Quote the whole listing word for word. Do not include the pictures.

START

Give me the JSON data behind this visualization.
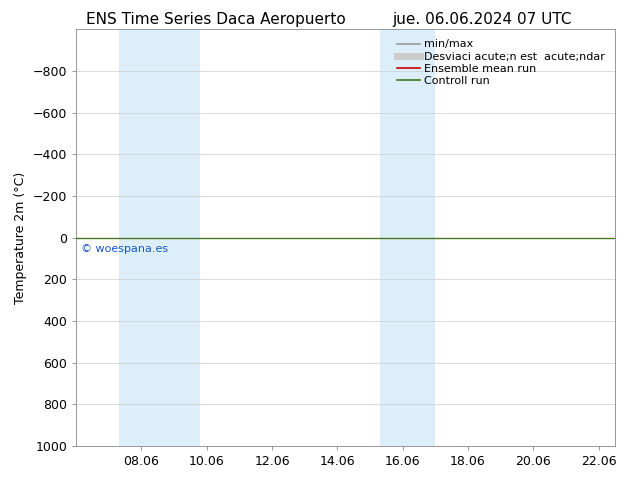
{
  "title_left": "ENS Time Series Daca Aeropuerto",
  "title_right": "jue. 06.06.2024 07 UTC",
  "ylabel": "Temperature 2m (°C)",
  "xlim": [
    6.0,
    22.5
  ],
  "ylim": [
    -1000,
    1000
  ],
  "yticks": [
    -800,
    -600,
    -400,
    -200,
    0,
    200,
    400,
    600,
    800,
    1000
  ],
  "xticks": [
    8.0,
    10.0,
    12.0,
    14.0,
    16.0,
    18.0,
    20.0,
    22.0
  ],
  "xticklabels": [
    "08.06",
    "10.06",
    "12.06",
    "14.06",
    "16.06",
    "18.06",
    "20.06",
    "22.06"
  ],
  "shaded_bands": [
    [
      7.3,
      8.0
    ],
    [
      8.0,
      9.8
    ],
    [
      15.3,
      16.0
    ],
    [
      16.0,
      17.0
    ]
  ],
  "shaded_color": "#dceef9",
  "control_run_y": 0,
  "control_run_color": "#3a7a1a",
  "ensemble_mean_color": "#cc0000",
  "watermark": "© woespana.es",
  "watermark_color": "#1a55cc",
  "legend_entries": [
    "min/max",
    "Desviaci acute;n est  acute;ndar",
    "Ensemble mean run",
    "Controll run"
  ],
  "background_color": "#ffffff",
  "grid_color": "#cccccc",
  "font_size_title": 11,
  "font_size_axis": 9,
  "font_size_legend": 8,
  "font_size_watermark": 8
}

END

→ **TASK RESPONSE**
Give me the JSON data behind this visualization.
{
  "title_left": "ENS Time Series Daca Aeropuerto",
  "title_right": "jue. 06.06.2024 07 UTC",
  "ylabel": "Temperature 2m (°C)",
  "xlim": [
    6.0,
    22.5
  ],
  "ylim": [
    -1000,
    1000
  ],
  "yticks": [
    -800,
    -600,
    -400,
    -200,
    0,
    200,
    400,
    600,
    800,
    1000
  ],
  "xticks": [
    8.0,
    10.0,
    12.0,
    14.0,
    16.0,
    18.0,
    20.0,
    22.0
  ],
  "xticklabels": [
    "08.06",
    "10.06",
    "12.06",
    "14.06",
    "16.06",
    "18.06",
    "20.06",
    "22.06"
  ],
  "shaded_bands": [
    [
      7.3,
      8.0
    ],
    [
      8.0,
      9.8
    ],
    [
      15.3,
      16.0
    ],
    [
      16.0,
      17.0
    ]
  ],
  "shaded_color": "#dceef9",
  "control_run_y": 0,
  "control_run_color": "#3a7a1a",
  "ensemble_mean_color": "#cc0000",
  "watermark": "© woespana.es",
  "watermark_color": "#1a55cc",
  "legend_entries": [
    "min/max",
    "Desviaci acute;n est  acute;ndar",
    "Ensemble mean run",
    "Controll run"
  ],
  "background_color": "#ffffff",
  "grid_color": "#cccccc",
  "font_size_title": 11,
  "font_size_axis": 9,
  "font_size_legend": 8,
  "font_size_watermark": 8
}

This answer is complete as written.